Below is the data. Give it again, complete and exact.

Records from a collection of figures
* BEGIN *
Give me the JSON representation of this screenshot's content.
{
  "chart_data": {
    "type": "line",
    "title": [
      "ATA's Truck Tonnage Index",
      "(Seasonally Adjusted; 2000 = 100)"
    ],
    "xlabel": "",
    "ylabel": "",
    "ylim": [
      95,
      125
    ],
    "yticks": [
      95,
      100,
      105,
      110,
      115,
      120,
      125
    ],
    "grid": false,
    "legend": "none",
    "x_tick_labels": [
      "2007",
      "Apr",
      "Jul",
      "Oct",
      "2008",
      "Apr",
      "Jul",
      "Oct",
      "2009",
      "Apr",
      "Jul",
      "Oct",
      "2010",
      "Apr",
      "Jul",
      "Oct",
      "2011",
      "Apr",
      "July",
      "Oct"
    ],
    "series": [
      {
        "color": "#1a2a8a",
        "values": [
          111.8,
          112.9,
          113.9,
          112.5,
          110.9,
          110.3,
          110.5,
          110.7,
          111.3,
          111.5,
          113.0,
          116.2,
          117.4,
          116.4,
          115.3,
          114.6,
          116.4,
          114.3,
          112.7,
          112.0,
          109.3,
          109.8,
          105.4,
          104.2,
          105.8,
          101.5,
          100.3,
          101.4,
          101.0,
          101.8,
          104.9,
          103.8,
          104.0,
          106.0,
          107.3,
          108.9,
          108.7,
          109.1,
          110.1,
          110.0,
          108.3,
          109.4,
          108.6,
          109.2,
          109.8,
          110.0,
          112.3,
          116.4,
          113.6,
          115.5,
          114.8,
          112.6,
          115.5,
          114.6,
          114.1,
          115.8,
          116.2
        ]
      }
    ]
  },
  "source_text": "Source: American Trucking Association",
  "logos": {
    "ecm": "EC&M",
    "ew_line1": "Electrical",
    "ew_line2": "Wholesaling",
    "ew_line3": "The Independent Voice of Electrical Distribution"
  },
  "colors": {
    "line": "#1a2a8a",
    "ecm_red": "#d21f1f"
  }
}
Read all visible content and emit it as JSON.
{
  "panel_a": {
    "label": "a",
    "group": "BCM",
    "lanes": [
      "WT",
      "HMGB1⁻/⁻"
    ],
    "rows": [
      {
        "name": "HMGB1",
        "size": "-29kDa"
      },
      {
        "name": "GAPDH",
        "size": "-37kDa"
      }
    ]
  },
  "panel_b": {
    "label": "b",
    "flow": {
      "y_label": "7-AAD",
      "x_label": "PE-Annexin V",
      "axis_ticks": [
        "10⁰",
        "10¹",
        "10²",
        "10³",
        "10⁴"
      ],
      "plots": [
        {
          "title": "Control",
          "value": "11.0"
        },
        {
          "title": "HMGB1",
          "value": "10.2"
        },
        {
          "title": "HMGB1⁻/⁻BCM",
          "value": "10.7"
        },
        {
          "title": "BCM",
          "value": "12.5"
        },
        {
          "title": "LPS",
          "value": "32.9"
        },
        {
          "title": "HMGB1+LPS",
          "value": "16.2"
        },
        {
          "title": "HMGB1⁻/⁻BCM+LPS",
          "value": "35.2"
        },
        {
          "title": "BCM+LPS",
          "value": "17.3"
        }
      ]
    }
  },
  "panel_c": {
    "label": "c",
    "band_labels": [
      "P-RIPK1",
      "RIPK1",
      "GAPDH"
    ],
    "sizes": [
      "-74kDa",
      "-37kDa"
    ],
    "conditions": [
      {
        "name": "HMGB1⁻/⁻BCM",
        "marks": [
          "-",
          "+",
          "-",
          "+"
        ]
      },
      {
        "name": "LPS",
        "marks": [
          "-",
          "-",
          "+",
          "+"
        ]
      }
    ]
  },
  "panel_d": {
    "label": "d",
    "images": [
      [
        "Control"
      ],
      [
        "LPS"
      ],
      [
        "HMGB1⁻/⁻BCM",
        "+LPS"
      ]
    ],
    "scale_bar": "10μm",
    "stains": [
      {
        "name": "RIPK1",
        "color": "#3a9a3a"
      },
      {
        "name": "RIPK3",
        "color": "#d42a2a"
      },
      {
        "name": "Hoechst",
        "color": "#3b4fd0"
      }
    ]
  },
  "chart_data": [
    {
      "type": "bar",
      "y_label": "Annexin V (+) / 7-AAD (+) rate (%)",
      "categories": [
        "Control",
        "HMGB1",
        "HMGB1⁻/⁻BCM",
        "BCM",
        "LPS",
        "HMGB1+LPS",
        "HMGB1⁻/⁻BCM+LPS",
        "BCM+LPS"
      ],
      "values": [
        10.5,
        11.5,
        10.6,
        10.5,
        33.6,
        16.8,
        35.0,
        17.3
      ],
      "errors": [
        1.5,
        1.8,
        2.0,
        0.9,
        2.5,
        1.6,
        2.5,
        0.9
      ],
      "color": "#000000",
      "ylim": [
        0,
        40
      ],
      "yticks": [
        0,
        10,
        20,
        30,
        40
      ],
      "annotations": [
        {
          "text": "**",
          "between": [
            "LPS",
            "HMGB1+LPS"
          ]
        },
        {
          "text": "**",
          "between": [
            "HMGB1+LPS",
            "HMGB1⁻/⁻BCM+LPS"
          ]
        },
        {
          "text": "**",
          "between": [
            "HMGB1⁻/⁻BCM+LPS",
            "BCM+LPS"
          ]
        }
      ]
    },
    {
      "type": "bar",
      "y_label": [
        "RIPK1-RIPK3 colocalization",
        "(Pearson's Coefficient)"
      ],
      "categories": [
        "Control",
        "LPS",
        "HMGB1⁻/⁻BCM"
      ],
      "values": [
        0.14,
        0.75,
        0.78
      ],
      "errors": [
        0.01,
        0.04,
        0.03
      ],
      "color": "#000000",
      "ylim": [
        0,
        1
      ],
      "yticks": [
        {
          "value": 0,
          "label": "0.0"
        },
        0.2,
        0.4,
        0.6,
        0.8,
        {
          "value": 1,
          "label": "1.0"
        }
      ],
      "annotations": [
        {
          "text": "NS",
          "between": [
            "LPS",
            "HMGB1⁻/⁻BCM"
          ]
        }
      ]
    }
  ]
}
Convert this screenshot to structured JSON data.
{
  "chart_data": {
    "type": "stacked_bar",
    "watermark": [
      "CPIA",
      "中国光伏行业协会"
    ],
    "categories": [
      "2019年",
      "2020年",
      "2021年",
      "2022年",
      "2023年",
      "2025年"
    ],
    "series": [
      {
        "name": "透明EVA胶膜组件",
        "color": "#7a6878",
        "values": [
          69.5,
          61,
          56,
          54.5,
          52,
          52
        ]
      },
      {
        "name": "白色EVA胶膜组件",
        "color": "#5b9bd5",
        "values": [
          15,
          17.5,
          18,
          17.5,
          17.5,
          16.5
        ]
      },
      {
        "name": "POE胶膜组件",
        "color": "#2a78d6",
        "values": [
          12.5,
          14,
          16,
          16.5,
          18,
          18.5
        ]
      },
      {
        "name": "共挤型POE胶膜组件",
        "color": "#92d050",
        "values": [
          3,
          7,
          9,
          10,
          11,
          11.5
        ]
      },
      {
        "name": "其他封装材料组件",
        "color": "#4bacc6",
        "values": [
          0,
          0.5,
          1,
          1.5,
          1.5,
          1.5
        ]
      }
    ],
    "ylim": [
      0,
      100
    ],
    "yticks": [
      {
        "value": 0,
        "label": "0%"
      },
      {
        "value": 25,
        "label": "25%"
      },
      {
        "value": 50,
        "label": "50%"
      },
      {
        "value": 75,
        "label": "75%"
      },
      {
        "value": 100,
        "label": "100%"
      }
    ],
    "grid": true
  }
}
* END *
(Written solution):
Give me the JSON representation of this screenshot's content.
{
  "chart_data": {
    "type": "line",
    "title": [
      "ATA's Truck Tonnage Index",
      "(Seasonally Adjusted; 2000 = 100)"
    ],
    "xlabel": "",
    "ylabel": "",
    "ylim": [
      95,
      125
    ],
    "yticks": [
      95,
      100,
      105,
      110,
      115,
      120,
      125
    ],
    "grid": false,
    "legend": "none",
    "x_tick_labels": [
      "2007",
      "Apr",
      "Jul",
      "Oct",
      "2008",
      "Apr",
      "Jul",
      "Oct",
      "2009",
      "Apr",
      "Jul",
      "Oct",
      "2010",
      "Apr",
      "Jul",
      "Oct",
      "2011",
      "Apr",
      "July",
      "Oct"
    ],
    "series": [
      {
        "color": "#1a2a8a",
        "values": [
          111.8,
          112.9,
          113.9,
          112.5,
          110.9,
          110.3,
          110.5,
          110.7,
          111.3,
          111.5,
          113.0,
          116.2,
          117.4,
          116.4,
          115.3,
          114.6,
          116.4,
          114.3,
          112.7,
          112.0,
          109.3,
          109.8,
          105.4,
          104.2,
          105.8,
          101.5,
          100.3,
          101.4,
          101.0,
          101.8,
          104.9,
          103.8,
          104.0,
          106.0,
          107.3,
          108.9,
          108.7,
          109.1,
          110.1,
          110.0,
          108.3,
          109.4,
          108.6,
          109.2,
          109.8,
          110.0,
          112.3,
          116.4,
          113.6,
          115.5,
          114.8,
          112.6,
          115.5,
          114.6,
          114.1,
          115.8,
          116.2
        ]
      }
    ]
  },
  "source_text": "Source: American Trucking Association",
  "logos": {
    "ecm": "EC&M",
    "ew_line1": "Electrical",
    "ew_line2": "Wholesaling",
    "ew_line3": "The Independent Voice of Electrical Distribution"
  },
  "colors": {
    "line": "#1a2a8a",
    "ecm_red": "#d21f1f"
  }
}
Read all visible content and emit it as JSON.
{
  "panel_a": {
    "label": "a",
    "group": "BCM",
    "lanes": [
      "WT",
      "HMGB1⁻/⁻"
    ],
    "rows": [
      {
        "name": "HMGB1",
        "size": "-29kDa"
      },
      {
        "name": "GAPDH",
        "size": "-37kDa"
      }
    ]
  },
  "panel_b": {
    "label": "b",
    "flow": {
      "y_label": "7-AAD",
      "x_label": "PE-Annexin V",
      "axis_ticks": [
        "10⁰",
        "10¹",
        "10²",
        "10³",
        "10⁴"
      ],
      "plots": [
        {
          "title": "Control",
          "value": "11.0"
        },
        {
          "title": "HMGB1",
          "value": "10.2"
        },
        {
          "title": "HMGB1⁻/⁻BCM",
          "value": "10.7"
        },
        {
          "title": "BCM",
          "value": "12.5"
        },
        {
          "title": "LPS",
          "value": "32.9"
        },
        {
          "title": "HMGB1+LPS",
          "value": "16.2"
        },
        {
          "title": "HMGB1⁻/⁻BCM+LPS",
          "value": "35.2"
        },
        {
          "title": "BCM+LPS",
          "value": "17.3"
        }
      ]
    }
  },
  "panel_c": {
    "label": "c",
    "band_labels": [
      "P-RIPK1",
      "RIPK1",
      "GAPDH"
    ],
    "sizes": [
      "-74kDa",
      "-37kDa"
    ],
    "conditions": [
      {
        "name": "HMGB1⁻/⁻BCM",
        "marks": [
          "-",
          "+",
          "-",
          "+"
        ]
      },
      {
        "name": "LPS",
        "marks": [
          "-",
          "-",
          "+",
          "+"
        ]
      }
    ]
  },
  "panel_d": {
    "label": "d",
    "images": [
      [
        "Control"
      ],
      [
        "LPS"
      ],
      [
        "HMGB1⁻/⁻BCM",
        "+LPS"
      ]
    ],
    "scale_bar": "10μm",
    "stains": [
      {
        "name": "RIPK1",
        "color": "#3a9a3a"
      },
      {
        "name": "RIPK3",
        "color": "#d42a2a"
      },
      {
        "name": "Hoechst",
        "color": "#3b4fd0"
      }
    ]
  },
  "chart_data": [
    {
      "type": "bar",
      "y_label": "Annexin V (+) / 7-AAD (+) rate (%)",
      "categories": [
        "Control",
        "HMGB1",
        "HMGB1⁻/⁻BCM",
        "BCM",
        "LPS",
        "HMGB1+LPS",
        "HMGB1⁻/⁻BCM+LPS",
        "BCM+LPS"
      ],
      "values": [
        10.5,
        11.5,
        10.6,
        10.5,
        33.6,
        16.8,
        35.0,
        17.3
      ],
      "errors": [
        1.5,
        1.8,
        2.0,
        0.9,
        2.5,
        1.6,
        2.5,
        0.9
      ],
      "color": "#000000",
      "ylim": [
        0,
        40
      ],
      "yticks": [
        0,
        10,
        20,
        30,
        40
      ],
      "annotations": [
        {
          "text": "**",
          "between": [
            "LPS",
            "HMGB1+LPS"
          ]
        },
        {
          "text": "**",
          "between": [
            "HMGB1+LPS",
            "HMGB1⁻/⁻BCM+LPS"
          ]
        },
        {
          "text": "**",
          "between": [
            "HMGB1⁻/⁻BCM+LPS",
            "BCM+LPS"
          ]
        }
      ]
    },
    {
      "type": "bar",
      "y_label": [
        "RIPK1-RIPK3 colocalization",
        "(Pearson's Coefficient)"
      ],
      "categories": [
        "Control",
        "LPS",
        "HMGB1⁻/⁻BCM"
      ],
      "values": [
        0.14,
        0.75,
        0.78
      ],
      "errors": [
        0.01,
        0.04,
        0.03
      ],
      "color": "#000000",
      "ylim": [
        0,
        1
      ],
      "yticks": [
        {
          "value": 0,
          "label": "0.0"
        },
        0.2,
        0.4,
        0.6,
        0.8,
        {
          "value": 1,
          "label": "1.0"
        }
      ],
      "annotations": [
        {
          "text": "NS",
          "between": [
            "LPS",
            "HMGB1⁻/⁻BCM"
          ]
        }
      ]
    }
  ]
}
Convert this screenshot to structured JSON data.
{
  "chart_data": {
    "type": "stacked_bar",
    "watermark": [
      "CPIA",
      "中国光伏行业协会"
    ],
    "categories": [
      "2019年",
      "2020年",
      "2021年",
      "2022年",
      "2023年",
      "2025年"
    ],
    "series": [
      {
        "name": "透明EVA胶膜组件",
        "color": "#7a6878",
        "values": [
          69.5,
          61,
          56,
          54.5,
          52,
          52
        ]
      },
      {
        "name": "白色EVA胶膜组件",
        "color": "#5b9bd5",
        "values": [
          15,
          17.5,
          18,
          17.5,
          17.5,
          16.5
        ]
      },
      {
        "name": "POE胶膜组件",
        "color": "#2a78d6",
        "values": [
          12.5,
          14,
          16,
          16.5,
          18,
          18.5
        ]
      },
      {
        "name": "共挤型POE胶膜组件",
        "color": "#92d050",
        "values": [
          3,
          7,
          9,
          10,
          11,
          11.5
        ]
      },
      {
        "name": "其他封装材料组件",
        "color": "#4bacc6",
        "values": [
          0,
          0.5,
          1,
          1.5,
          1.5,
          1.5
        ]
      }
    ],
    "ylim": [
      0,
      100
    ],
    "yticks": [
      {
        "value": 0,
        "label": "0%"
      },
      {
        "value": 25,
        "label": "25%"
      },
      {
        "value": 50,
        "label": "50%"
      },
      {
        "value": 75,
        "label": "75%"
      },
      {
        "value": 100,
        "label": "100%"
      }
    ],
    "grid": true
  }
}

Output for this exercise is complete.